**DIRECTION A:**
Copy the entries word for word from their first line up to and including the line with "x-tick-label: 2018: [740, 934, 789, 959]".

**GIVEN PASSAGE:**
____

This is nice, but how do we prepare these states? Different researchers have come up with different techniques to do this. One of the ideas that is commonly applied is averaging. This is based on the observation that the state at thermal equilibrium is a pseudo-pure state up to an error term. This error term can be removed by averaging over many instances of the same experiment (while somehow shuffling the initial states around using a clever manipulation). So we first let the probe settle down, i.e. prepare it in a thermal state (which can even be at room temperature). We then run our quantum algorithm and measure. Next, we re-initialize the system, apply a certain transformation and re-run the algorithm. We repeat this several times, with a prescribed set of unitary transformations that we apply in each run to the thermal equilibrium state before running the quantum algorithm. At the end, we add up all our results and take the average. It can be shown that these initial “shuffling transformations” can be chosen such that the difference between the thermal state and the pseudo-pure state cancels out.

____

**PROVIDED ENTRIES:**
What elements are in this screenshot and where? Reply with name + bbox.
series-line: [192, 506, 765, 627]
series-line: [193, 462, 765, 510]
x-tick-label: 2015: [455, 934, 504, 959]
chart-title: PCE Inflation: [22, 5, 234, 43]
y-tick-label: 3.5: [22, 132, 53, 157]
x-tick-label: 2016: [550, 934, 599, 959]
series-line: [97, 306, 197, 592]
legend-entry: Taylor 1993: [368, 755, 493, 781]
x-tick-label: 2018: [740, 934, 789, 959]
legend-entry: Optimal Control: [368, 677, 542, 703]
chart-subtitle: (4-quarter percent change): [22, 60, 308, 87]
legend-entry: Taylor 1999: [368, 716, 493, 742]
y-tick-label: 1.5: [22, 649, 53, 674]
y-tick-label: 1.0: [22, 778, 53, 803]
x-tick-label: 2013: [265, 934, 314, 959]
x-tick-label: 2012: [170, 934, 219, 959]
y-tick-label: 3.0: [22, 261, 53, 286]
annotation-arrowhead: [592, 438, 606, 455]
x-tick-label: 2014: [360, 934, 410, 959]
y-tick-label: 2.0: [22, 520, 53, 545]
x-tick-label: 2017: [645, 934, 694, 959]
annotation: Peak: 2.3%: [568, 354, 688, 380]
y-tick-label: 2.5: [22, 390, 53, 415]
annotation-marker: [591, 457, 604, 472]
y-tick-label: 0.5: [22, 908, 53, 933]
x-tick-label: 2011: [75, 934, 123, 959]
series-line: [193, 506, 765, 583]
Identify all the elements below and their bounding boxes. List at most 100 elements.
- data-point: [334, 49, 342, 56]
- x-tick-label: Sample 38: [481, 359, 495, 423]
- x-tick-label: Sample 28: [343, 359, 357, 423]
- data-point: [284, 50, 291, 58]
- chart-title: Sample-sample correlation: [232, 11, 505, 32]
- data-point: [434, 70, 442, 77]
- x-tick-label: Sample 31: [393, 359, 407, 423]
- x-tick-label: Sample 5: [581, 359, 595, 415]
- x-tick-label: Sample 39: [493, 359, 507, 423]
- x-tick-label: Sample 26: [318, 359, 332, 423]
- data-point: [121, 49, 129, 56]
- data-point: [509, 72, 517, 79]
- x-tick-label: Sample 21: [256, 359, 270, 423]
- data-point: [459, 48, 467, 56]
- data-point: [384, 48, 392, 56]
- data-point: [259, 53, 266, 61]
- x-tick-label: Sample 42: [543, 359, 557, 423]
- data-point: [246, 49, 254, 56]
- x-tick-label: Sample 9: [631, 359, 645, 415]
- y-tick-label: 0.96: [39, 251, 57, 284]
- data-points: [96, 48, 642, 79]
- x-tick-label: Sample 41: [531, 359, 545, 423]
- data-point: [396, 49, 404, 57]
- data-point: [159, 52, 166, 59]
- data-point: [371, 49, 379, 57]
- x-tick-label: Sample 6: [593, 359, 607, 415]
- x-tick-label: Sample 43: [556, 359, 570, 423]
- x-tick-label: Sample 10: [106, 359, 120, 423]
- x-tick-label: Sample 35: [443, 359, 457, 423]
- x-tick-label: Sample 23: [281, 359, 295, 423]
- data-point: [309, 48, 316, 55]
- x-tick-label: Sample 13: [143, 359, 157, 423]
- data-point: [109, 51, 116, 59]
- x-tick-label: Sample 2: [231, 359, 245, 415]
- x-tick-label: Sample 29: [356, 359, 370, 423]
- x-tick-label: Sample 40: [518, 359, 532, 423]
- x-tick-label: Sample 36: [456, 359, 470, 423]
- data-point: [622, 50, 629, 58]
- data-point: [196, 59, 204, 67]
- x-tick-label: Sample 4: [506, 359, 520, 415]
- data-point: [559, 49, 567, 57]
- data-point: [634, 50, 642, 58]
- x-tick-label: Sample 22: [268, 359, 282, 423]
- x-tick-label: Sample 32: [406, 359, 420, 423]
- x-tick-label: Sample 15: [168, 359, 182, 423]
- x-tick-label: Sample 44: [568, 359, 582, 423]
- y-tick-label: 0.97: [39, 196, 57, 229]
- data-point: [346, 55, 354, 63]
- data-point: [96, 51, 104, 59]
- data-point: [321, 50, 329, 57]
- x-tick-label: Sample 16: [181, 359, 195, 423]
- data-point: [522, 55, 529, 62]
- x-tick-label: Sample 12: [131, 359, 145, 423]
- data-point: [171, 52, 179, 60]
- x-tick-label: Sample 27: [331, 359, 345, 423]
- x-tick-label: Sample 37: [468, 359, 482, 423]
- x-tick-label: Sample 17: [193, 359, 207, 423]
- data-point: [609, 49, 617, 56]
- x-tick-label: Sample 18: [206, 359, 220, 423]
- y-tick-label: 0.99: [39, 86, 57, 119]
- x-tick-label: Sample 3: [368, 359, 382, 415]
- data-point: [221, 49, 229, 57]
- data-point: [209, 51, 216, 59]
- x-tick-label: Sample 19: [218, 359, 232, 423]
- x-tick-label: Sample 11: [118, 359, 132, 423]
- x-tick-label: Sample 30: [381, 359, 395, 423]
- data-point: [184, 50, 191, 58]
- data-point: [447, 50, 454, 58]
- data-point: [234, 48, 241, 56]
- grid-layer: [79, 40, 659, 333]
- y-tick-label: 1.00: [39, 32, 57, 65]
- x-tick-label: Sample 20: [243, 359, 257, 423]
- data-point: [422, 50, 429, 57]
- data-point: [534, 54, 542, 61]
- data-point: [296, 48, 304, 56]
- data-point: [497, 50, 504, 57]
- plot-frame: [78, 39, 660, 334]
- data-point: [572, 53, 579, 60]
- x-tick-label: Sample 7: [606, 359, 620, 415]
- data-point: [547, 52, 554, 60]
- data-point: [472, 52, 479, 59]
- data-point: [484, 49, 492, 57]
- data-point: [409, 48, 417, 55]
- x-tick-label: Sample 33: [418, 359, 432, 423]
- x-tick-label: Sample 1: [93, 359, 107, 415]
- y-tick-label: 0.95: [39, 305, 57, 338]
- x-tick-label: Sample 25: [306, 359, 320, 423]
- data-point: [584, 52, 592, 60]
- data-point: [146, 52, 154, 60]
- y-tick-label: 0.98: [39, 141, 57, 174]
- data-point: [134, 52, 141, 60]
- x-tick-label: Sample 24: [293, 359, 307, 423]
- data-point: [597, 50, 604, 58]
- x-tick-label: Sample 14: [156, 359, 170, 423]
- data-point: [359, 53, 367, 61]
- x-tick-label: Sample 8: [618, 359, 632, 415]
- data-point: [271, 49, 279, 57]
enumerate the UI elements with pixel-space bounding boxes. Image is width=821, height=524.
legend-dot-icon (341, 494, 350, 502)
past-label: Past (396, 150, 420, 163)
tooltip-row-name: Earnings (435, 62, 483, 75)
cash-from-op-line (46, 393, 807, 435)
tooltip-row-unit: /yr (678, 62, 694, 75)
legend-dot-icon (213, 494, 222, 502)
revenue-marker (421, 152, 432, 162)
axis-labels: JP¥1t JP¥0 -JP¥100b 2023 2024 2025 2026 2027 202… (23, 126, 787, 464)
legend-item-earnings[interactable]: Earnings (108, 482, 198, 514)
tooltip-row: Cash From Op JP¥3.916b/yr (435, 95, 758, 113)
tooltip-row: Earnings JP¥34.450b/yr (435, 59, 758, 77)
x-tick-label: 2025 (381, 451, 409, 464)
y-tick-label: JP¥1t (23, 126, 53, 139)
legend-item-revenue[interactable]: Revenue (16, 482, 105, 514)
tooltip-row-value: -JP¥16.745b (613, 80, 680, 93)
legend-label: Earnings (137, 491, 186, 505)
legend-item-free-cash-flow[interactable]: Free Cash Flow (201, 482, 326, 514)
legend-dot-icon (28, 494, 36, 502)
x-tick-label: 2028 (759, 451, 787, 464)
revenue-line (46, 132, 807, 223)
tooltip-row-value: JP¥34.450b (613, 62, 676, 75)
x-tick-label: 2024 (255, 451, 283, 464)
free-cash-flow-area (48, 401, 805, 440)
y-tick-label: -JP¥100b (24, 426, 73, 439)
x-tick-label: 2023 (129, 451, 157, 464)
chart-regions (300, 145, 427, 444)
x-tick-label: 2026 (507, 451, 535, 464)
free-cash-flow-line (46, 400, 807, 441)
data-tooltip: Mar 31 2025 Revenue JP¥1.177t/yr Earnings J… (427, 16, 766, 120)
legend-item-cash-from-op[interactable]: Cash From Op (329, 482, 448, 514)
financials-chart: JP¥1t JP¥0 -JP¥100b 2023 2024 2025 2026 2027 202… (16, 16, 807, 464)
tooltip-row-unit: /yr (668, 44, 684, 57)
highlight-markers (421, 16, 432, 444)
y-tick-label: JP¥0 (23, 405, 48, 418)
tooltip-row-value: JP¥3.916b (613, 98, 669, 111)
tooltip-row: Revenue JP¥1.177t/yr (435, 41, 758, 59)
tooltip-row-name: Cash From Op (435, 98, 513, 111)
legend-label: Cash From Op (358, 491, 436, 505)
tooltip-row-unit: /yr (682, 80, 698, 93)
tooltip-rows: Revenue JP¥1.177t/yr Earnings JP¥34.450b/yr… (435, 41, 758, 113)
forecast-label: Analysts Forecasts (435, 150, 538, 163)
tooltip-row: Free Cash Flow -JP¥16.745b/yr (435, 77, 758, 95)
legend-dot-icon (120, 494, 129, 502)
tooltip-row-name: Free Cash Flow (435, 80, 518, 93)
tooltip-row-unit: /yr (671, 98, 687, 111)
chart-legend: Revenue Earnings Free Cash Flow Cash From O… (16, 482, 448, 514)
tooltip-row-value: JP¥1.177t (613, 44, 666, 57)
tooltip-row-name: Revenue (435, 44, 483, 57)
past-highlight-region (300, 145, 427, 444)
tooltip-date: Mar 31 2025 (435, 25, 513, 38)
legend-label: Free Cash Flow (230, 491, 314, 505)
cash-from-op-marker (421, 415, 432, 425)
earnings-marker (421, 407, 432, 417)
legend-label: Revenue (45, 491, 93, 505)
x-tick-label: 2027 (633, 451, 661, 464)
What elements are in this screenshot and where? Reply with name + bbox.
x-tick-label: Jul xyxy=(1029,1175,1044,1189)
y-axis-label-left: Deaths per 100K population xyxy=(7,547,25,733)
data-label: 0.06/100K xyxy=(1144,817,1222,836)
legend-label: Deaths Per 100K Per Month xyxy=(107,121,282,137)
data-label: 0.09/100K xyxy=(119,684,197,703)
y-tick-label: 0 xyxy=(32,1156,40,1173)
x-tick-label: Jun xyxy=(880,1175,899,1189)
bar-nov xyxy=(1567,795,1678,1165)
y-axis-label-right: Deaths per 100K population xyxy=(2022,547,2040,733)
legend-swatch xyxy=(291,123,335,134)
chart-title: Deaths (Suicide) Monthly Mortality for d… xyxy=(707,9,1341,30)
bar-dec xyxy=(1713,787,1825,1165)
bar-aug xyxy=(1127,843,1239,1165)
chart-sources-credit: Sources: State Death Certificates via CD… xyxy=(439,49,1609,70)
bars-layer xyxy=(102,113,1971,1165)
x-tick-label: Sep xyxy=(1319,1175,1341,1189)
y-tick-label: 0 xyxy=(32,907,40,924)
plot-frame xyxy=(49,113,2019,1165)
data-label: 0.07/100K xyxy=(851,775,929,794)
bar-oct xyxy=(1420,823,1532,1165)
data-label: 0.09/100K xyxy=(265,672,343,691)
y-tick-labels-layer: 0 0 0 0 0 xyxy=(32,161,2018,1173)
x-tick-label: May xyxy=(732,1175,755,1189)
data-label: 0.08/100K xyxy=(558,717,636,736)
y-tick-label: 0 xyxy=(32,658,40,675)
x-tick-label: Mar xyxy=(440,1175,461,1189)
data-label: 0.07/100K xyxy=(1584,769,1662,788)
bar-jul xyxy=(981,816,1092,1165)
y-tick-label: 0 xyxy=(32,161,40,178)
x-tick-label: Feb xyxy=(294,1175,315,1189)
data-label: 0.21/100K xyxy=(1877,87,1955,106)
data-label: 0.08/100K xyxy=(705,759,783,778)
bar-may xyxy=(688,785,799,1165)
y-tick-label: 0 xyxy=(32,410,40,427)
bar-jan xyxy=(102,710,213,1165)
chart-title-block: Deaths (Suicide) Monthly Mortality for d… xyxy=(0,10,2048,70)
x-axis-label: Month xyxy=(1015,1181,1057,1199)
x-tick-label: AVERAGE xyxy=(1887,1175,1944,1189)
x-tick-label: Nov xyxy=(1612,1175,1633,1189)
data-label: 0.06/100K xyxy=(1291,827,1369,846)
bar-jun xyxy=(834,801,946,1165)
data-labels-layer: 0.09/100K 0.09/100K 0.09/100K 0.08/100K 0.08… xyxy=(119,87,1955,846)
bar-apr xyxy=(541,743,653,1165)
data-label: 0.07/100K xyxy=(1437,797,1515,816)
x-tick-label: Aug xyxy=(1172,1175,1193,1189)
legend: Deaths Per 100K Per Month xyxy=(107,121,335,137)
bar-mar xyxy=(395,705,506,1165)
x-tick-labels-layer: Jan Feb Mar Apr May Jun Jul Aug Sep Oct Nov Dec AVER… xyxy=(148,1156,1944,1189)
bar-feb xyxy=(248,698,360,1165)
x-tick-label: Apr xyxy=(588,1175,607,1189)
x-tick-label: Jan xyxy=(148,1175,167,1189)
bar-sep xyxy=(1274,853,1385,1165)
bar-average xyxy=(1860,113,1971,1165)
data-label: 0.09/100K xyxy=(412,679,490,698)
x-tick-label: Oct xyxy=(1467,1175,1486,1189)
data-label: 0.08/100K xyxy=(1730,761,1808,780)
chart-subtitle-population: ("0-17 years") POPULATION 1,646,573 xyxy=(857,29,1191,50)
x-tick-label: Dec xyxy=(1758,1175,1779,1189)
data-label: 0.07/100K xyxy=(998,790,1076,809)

____

**DIRECTION B:**
For each statement below, say yes or no as to whether it agrees with the passage on preparing states by averaging, and quote the words of the passage that decide it. (i) The probe can be prepared in a thermal state at room temperature. (ii) The error term is removed with a single run of the experiment. (iii) At the end, all the results are added up and averaged.

**EXERCISE ANSWER A:**
What elements are in this screenshot and where? Reply with name + bbox.
series-line: [192, 506, 765, 627]
series-line: [193, 462, 765, 510]
x-tick-label: 2015: [455, 934, 504, 959]
chart-title: PCE Inflation: [22, 5, 234, 43]
y-tick-label: 3.5: [22, 132, 53, 157]
x-tick-label: 2016: [550, 934, 599, 959]
series-line: [97, 306, 197, 592]
legend-entry: Taylor 1993: [368, 755, 493, 781]
x-tick-label: 2018: [740, 934, 789, 959]

**EXERCISE ANSWER B:**
(i) Yes: "prepare it in a thermal state (which can even be at room temperature)"
(ii) No: "This error term can be removed by averaging over many instances of the same experiment"
(iii) Yes: "At the end, we add up all our results and take the average."